(A block of data)
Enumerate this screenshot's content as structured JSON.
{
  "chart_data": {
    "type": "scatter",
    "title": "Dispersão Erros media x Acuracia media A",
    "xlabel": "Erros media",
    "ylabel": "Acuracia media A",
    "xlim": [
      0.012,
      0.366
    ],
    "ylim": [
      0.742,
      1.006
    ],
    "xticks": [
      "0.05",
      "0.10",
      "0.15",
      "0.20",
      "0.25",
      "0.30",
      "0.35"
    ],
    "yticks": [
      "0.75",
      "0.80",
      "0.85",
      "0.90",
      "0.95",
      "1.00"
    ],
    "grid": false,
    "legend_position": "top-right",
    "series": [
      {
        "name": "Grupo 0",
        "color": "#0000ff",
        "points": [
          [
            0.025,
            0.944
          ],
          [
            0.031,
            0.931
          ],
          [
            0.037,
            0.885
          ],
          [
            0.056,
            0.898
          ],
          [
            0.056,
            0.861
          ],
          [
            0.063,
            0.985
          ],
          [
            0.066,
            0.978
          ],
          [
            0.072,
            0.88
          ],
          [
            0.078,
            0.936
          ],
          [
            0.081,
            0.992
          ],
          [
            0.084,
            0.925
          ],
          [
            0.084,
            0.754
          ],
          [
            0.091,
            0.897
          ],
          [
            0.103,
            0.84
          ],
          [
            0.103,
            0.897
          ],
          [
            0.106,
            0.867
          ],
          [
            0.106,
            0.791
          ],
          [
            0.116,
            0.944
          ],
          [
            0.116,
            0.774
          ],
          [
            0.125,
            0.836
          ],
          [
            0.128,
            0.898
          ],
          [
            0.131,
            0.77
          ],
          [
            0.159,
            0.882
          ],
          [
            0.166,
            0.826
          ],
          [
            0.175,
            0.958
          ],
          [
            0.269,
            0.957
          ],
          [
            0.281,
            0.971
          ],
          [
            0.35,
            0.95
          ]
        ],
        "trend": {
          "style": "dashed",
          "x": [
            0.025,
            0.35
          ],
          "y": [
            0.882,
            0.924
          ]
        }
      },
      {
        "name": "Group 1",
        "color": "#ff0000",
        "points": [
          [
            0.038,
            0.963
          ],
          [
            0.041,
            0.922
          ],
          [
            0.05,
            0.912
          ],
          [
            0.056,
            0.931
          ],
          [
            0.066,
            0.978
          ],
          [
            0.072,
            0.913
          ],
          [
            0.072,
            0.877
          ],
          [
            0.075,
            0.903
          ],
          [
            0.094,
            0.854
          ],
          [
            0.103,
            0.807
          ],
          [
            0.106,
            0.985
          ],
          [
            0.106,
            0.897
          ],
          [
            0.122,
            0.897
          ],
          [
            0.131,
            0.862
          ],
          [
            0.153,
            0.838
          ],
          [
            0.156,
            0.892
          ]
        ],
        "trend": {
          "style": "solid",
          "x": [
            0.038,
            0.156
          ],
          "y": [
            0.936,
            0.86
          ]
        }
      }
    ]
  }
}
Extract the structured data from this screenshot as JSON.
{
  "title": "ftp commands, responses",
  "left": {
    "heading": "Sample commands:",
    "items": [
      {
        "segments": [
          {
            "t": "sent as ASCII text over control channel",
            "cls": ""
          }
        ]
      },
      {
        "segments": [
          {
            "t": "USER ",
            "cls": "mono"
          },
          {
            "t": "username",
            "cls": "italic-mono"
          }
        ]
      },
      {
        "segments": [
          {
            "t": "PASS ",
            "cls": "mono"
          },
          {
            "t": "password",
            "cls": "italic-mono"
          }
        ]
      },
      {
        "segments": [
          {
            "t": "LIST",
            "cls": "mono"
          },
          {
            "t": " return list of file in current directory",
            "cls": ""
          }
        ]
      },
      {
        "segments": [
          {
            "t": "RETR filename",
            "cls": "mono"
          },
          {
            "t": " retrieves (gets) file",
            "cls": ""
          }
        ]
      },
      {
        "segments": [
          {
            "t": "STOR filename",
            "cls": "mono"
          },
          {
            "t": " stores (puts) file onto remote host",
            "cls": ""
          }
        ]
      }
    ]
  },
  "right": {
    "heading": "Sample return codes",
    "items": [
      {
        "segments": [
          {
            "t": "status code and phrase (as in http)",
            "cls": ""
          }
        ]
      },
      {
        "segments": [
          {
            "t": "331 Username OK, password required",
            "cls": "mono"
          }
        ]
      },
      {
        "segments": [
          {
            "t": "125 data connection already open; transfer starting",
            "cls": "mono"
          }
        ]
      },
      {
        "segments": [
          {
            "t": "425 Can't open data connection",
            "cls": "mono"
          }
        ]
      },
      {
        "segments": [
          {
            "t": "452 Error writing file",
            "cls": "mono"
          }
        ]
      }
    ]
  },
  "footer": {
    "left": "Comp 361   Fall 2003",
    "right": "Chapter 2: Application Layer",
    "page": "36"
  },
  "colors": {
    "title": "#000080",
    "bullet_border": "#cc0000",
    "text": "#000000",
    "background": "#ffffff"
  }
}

→ **Prompt**
Extract each line of the listing above, copying it word for word.

→ **Task solution**
Enumerate this screenshot's content as structured JSON.
{
  "chart_data": {
    "type": "scatter",
    "title": "Dispersão Erros media x Acuracia media A",
    "xlabel": "Erros media",
    "ylabel": "Acuracia media A",
    "xlim": [
      0.012,
      0.366
    ],
    "ylim": [
      0.742,
      1.006
    ],
    "xticks": [
      "0.05",
      "0.10",
      "0.15",
      "0.20",
      "0.25",
      "0.30",
      "0.35"
    ],
    "yticks": [
      "0.75",
      "0.80",
      "0.85",
      "0.90",
      "0.95",
      "1.00"
    ],
    "grid": false,
    "legend_position": "top-right",
    "series": [
      {
        "name": "Grupo 0",
        "color": "#0000ff",
        "points": [
          [
            0.025,
            0.944
          ],
          [
            0.031,
            0.931
          ],
          [
            0.037,
            0.885
          ],
          [
            0.056,
            0.898
          ],
          [
            0.056,
            0.861
          ],
          [
            0.063,
            0.985
          ],
          [
            0.066,
            0.978
          ],
          [
            0.072,
            0.88
          ],
          [
            0.078,
            0.936
          ],
          [
            0.081,
            0.992
          ],
          [
            0.084,
            0.925
          ],
          [
            0.084,
            0.754
          ],
          [
            0.091,
            0.897
          ],
          [
            0.103,
            0.84
          ],
          [
            0.103,
            0.897
          ],
          [
            0.106,
            0.867
          ],
          [
            0.106,
            0.791
          ],
          [
            0.116,
            0.944
          ],
          [
            0.116,
            0.774
          ],
          [
            0.125,
            0.836
          ],
          [
            0.128,
            0.898
          ],
          [
            0.131,
            0.77
          ],
          [
            0.159,
            0.882
          ],
          [
            0.166,
            0.826
          ],
          [
            0.175,
            0.958
          ],
          [
            0.269,
            0.957
          ],
          [
            0.281,
            0.971
          ],
          [
            0.35,
            0.95
          ]
        ],
        "trend": {
          "style": "dashed",
          "x": [
            0.025,
            0.35
          ],
          "y": [
            0.882,
            0.924
          ]
        }
      },
      {
        "name": "Group 1",
        "color": "#ff0000",
        "points": [
          [
            0.038,
            0.963
          ],
          [
            0.041,
            0.922
          ],
          [
            0.05,
            0.912
          ],
          [
            0.056,
            0.931
          ],
          [
            0.066,
            0.978
          ],
          [
            0.072,
            0.913
          ],
          [
            0.072,
            0.877
          ],
          [
            0.075,
            0.903
          ],
          [
            0.094,
            0.854
          ],
          [
            0.103,
            0.807
          ],
          [
            0.106,
            0.985
          ],
          [
            0.106,
            0.897
          ],
          [
            0.122,
            0.897
          ],
          [
            0.131,
            0.862
          ],
          [
            0.153,
            0.838
          ],
          [
            0.156,
            0.892
          ]
        ],
        "trend": {
          "style": "solid",
          "x": [
            0.038,
            0.156
          ],
          "y": [
            0.936,
            0.86
          ]
        }
      }
    ]
  }
}
Extract the structured data from this screenshot as JSON.
{
  "title": "ftp commands, responses",
  "left": {
    "heading": "Sample commands:",
    "items": [
      {
        "segments": [
          {
            "t": "sent as ASCII text over control channel",
            "cls": ""
          }
        ]
      },
      {
        "segments": [
          {
            "t": "USER ",
            "cls": "mono"
          },
          {
            "t": "username",
            "cls": "italic-mono"
          }
        ]
      },
      {
        "segments": [
          {
            "t": "PASS ",
            "cls": "mono"
          },
          {
            "t": "password",
            "cls": "italic-mono"
          }
        ]
      },
      {
        "segments": [
          {
            "t": "LIST",
            "cls": "mono"
          },
          {
            "t": " return list of file in current directory",
            "cls": ""
          }
        ]
      },
      {
        "segments": [
          {
            "t": "RETR filename",
            "cls": "mono"
          },
          {
            "t": " retrieves (gets) file",
            "cls": ""
          }
        ]
      },
      {
        "segments": [
          {
            "t": "STOR filename",
            "cls": "mono"
          },
          {
            "t": " stores (puts) file onto remote host",
            "cls": ""
          }
        ]
      }
    ]
  },
  "right": {
    "heading": "Sample return codes",
    "items": [
      {
        "segments": [
          {
            "t": "status code and phrase (as in http)",
            "cls": ""
          }
        ]
      },
      {
        "segments": [
          {
            "t": "331 Username OK, password required",
            "cls": "mono"
          }
        ]
      },
      {
        "segments": [
          {
            "t": "125 data connection already open; transfer starting",
            "cls": "mono"
          }
        ]
      },
      {
        "segments": [
          {
            "t": "425 Can't open data connection",
            "cls": "mono"
          }
        ]
      },
      {
        "segments": [
          {
            "t": "452 Error writing file",
            "cls": "mono"
          }
        ]
      }
    ]
  },
  "footer": {
    "left": "Comp 361   Fall 2003",
    "right": "Chapter 2: Application Layer",
    "page": "36"
  },
  "colors": {
    "title": "#000080",
    "bullet_border": "#cc0000",
    "text": "#000000",
    "background": "#ffffff"
  }
}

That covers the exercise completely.